● Instructions for the task
Transcribe every line of the listing below without any deviation.

● Data in this exercise
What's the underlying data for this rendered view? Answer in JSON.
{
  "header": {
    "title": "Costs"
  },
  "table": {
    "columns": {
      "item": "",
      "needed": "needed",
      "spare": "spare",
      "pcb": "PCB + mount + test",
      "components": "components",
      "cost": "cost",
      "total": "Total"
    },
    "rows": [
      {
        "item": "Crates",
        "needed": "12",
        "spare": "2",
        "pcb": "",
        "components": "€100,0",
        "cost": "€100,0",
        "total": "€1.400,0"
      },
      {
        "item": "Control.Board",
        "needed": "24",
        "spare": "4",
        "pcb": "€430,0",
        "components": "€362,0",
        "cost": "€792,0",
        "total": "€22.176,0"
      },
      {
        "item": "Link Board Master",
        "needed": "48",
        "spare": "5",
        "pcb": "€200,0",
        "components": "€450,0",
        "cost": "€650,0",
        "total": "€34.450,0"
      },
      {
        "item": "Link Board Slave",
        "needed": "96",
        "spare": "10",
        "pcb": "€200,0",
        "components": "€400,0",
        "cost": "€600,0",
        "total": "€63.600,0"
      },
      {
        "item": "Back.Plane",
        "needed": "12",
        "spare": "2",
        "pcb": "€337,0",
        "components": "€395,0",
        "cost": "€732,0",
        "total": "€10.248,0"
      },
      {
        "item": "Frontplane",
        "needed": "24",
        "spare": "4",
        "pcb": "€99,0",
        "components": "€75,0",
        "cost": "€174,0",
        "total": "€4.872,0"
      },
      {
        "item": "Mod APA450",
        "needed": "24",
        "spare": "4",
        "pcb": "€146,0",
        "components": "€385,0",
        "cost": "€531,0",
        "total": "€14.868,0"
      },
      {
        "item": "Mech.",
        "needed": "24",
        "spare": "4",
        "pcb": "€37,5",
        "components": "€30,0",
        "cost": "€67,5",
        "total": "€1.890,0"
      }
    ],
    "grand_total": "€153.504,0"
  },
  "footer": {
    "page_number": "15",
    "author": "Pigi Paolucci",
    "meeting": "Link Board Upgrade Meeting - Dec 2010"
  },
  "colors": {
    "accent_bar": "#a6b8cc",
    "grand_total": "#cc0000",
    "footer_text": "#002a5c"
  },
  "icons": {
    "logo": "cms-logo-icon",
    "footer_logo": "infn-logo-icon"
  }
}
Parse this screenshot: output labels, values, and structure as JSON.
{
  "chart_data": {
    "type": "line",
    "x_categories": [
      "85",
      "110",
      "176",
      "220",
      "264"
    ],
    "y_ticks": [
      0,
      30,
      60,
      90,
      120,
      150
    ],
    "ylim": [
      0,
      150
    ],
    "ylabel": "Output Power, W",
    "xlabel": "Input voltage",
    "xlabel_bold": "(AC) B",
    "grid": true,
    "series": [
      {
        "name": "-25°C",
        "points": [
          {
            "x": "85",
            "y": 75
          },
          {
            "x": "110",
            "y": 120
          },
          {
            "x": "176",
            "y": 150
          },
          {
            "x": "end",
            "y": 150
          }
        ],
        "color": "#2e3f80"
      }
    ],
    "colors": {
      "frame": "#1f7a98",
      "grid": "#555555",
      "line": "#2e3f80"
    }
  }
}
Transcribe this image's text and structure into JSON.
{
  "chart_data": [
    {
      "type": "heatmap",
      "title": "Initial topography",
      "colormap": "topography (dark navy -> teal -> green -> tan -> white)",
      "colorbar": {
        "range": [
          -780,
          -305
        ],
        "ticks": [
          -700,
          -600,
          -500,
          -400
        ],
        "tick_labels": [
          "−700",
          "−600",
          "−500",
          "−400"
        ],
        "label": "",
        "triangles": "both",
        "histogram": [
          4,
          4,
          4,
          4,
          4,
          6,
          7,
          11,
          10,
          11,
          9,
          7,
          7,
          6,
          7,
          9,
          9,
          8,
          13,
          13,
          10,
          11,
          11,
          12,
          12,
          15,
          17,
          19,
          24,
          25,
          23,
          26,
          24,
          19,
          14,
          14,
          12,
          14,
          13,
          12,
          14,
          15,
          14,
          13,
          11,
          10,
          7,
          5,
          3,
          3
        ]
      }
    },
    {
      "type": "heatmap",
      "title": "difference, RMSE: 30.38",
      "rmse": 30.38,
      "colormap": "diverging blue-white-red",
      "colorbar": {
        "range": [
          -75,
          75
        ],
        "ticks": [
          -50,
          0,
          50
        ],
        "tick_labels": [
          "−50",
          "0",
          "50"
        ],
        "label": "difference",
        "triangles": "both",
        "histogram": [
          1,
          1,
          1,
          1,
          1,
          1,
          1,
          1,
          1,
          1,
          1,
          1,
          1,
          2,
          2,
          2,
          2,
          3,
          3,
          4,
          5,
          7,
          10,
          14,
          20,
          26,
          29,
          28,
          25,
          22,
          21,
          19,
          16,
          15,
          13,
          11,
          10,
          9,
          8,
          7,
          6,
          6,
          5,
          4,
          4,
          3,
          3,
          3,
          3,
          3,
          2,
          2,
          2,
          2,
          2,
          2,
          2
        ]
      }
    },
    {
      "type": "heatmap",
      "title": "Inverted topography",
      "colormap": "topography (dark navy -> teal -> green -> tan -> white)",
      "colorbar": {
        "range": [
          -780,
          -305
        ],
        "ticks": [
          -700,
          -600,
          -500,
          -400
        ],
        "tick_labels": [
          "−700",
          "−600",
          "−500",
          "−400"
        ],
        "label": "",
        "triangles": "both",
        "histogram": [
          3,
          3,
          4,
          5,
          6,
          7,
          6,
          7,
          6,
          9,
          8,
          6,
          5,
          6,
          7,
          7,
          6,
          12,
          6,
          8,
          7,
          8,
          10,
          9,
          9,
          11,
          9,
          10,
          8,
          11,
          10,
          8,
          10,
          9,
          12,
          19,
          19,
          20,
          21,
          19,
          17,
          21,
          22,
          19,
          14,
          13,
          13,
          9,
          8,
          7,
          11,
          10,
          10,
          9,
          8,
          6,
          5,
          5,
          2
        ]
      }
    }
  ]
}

● Result below
What's the underlying data for this rendered view? Answer in JSON.
{
  "header": {
    "title": "Costs"
  },
  "table": {
    "columns": {
      "item": "",
      "needed": "needed",
      "spare": "spare",
      "pcb": "PCB + mount + test",
      "components": "components",
      "cost": "cost",
      "total": "Total"
    },
    "rows": [
      {
        "item": "Crates",
        "needed": "12",
        "spare": "2",
        "pcb": "",
        "components": "€100,0",
        "cost": "€100,0",
        "total": "€1.400,0"
      },
      {
        "item": "Control.Board",
        "needed": "24",
        "spare": "4",
        "pcb": "€430,0",
        "components": "€362,0",
        "cost": "€792,0",
        "total": "€22.176,0"
      },
      {
        "item": "Link Board Master",
        "needed": "48",
        "spare": "5",
        "pcb": "€200,0",
        "components": "€450,0",
        "cost": "€650,0",
        "total": "€34.450,0"
      },
      {
        "item": "Link Board Slave",
        "needed": "96",
        "spare": "10",
        "pcb": "€200,0",
        "components": "€400,0",
        "cost": "€600,0",
        "total": "€63.600,0"
      },
      {
        "item": "Back.Plane",
        "needed": "12",
        "spare": "2",
        "pcb": "€337,0",
        "components": "€395,0",
        "cost": "€732,0",
        "total": "€10.248,0"
      },
      {
        "item": "Frontplane",
        "needed": "24",
        "spare": "4",
        "pcb": "€99,0",
        "components": "€75,0",
        "cost": "€174,0",
        "total": "€4.872,0"
      },
      {
        "item": "Mod APA450",
        "needed": "24",
        "spare": "4",
        "pcb": "€146,0",
        "components": "€385,0",
        "cost": "€531,0",
        "total": "€14.868,0"
      },
      {
        "item": "Mech.",
        "needed": "24",
        "spare": "4",
        "pcb": "€37,5",
        "components": "€30,0",
        "cost": "€67,5",
        "total": "€1.890,0"
      }
    ],
    "grand_total": "€153.504,0"
  },
  "footer": {
    "page_number": "15",
    "author": "Pigi Paolucci",
    "meeting": "Link Board Upgrade Meeting - Dec 2010"
  },
  "colors": {
    "accent_bar": "#a6b8cc",
    "grand_total": "#cc0000",
    "footer_text": "#002a5c"
  },
  "icons": {
    "logo": "cms-logo-icon",
    "footer_logo": "infn-logo-icon"
  }
}
Parse this screenshot: output labels, values, and structure as JSON.
{
  "chart_data": {
    "type": "line",
    "x_categories": [
      "85",
      "110",
      "176",
      "220",
      "264"
    ],
    "y_ticks": [
      0,
      30,
      60,
      90,
      120,
      150
    ],
    "ylim": [
      0,
      150
    ],
    "ylabel": "Output Power, W",
    "xlabel": "Input voltage",
    "xlabel_bold": "(AC) B",
    "grid": true,
    "series": [
      {
        "name": "-25°C",
        "points": [
          {
            "x": "85",
            "y": 75
          },
          {
            "x": "110",
            "y": 120
          },
          {
            "x": "176",
            "y": 150
          },
          {
            "x": "end",
            "y": 150
          }
        ],
        "color": "#2e3f80"
      }
    ],
    "colors": {
      "frame": "#1f7a98",
      "grid": "#555555",
      "line": "#2e3f80"
    }
  }
}
Transcribe this image's text and structure into JSON.
{
  "chart_data": [
    {
      "type": "heatmap",
      "title": "Initial topography",
      "colormap": "topography (dark navy -> teal -> green -> tan -> white)",
      "colorbar": {
        "range": [
          -780,
          -305
        ],
        "ticks": [
          -700,
          -600,
          -500,
          -400
        ],
        "tick_labels": [
          "−700",
          "−600",
          "−500",
          "−400"
        ],
        "label": "",
        "triangles": "both",
        "histogram": [
          4,
          4,
          4,
          4,
          4,
          6,
          7,
          11,
          10,
          11,
          9,
          7,
          7,
          6,
          7,
          9,
          9,
          8,
          13,
          13,
          10,
          11,
          11,
          12,
          12,
          15,
          17,
          19,
          24,
          25,
          23,
          26,
          24,
          19,
          14,
          14,
          12,
          14,
          13,
          12,
          14,
          15,
          14,
          13,
          11,
          10,
          7,
          5,
          3,
          3
        ]
      }
    },
    {
      "type": "heatmap",
      "title": "difference, RMSE: 30.38",
      "rmse": 30.38,
      "colormap": "diverging blue-white-red",
      "colorbar": {
        "range": [
          -75,
          75
        ],
        "ticks": [
          -50,
          0,
          50
        ],
        "tick_labels": [
          "−50",
          "0",
          "50"
        ],
        "label": "difference",
        "triangles": "both",
        "histogram": [
          1,
          1,
          1,
          1,
          1,
          1,
          1,
          1,
          1,
          1,
          1,
          1,
          1,
          2,
          2,
          2,
          2,
          3,
          3,
          4,
          5,
          7,
          10,
          14,
          20,
          26,
          29,
          28,
          25,
          22,
          21,
          19,
          16,
          15,
          13,
          11,
          10,
          9,
          8,
          7,
          6,
          6,
          5,
          4,
          4,
          3,
          3,
          3,
          3,
          3,
          2,
          2,
          2,
          2,
          2,
          2,
          2
        ]
      }
    },
    {
      "type": "heatmap",
      "title": "Inverted topography",
      "colormap": "topography (dark navy -> teal -> green -> tan -> white)",
      "colorbar": {
        "range": [
          -780,
          -305
        ],
        "ticks": [
          -700,
          -600,
          -500,
          -400
        ],
        "tick_labels": [
          "−700",
          "−600",
          "−500",
          "−400"
        ],
        "label": "",
        "triangles": "both",
        "histogram": [
          3,
          3,
          4,
          5,
          6,
          7,
          6,
          7,
          6,
          9,
          8,
          6,
          5,
          6,
          7,
          7,
          6,
          12,
          6,
          8,
          7,
          8,
          10,
          9,
          9,
          11,
          9,
          10,
          8,
          11,
          10,
          8,
          10,
          9,
          12,
          19,
          19,
          20,
          21,
          19,
          17,
          21,
          22,
          19,
          14,
          13,
          13,
          9,
          8,
          7,
          11,
          10,
          10,
          9,
          8,
          6,
          5,
          5,
          2
        ]
      }
    }
  ]
}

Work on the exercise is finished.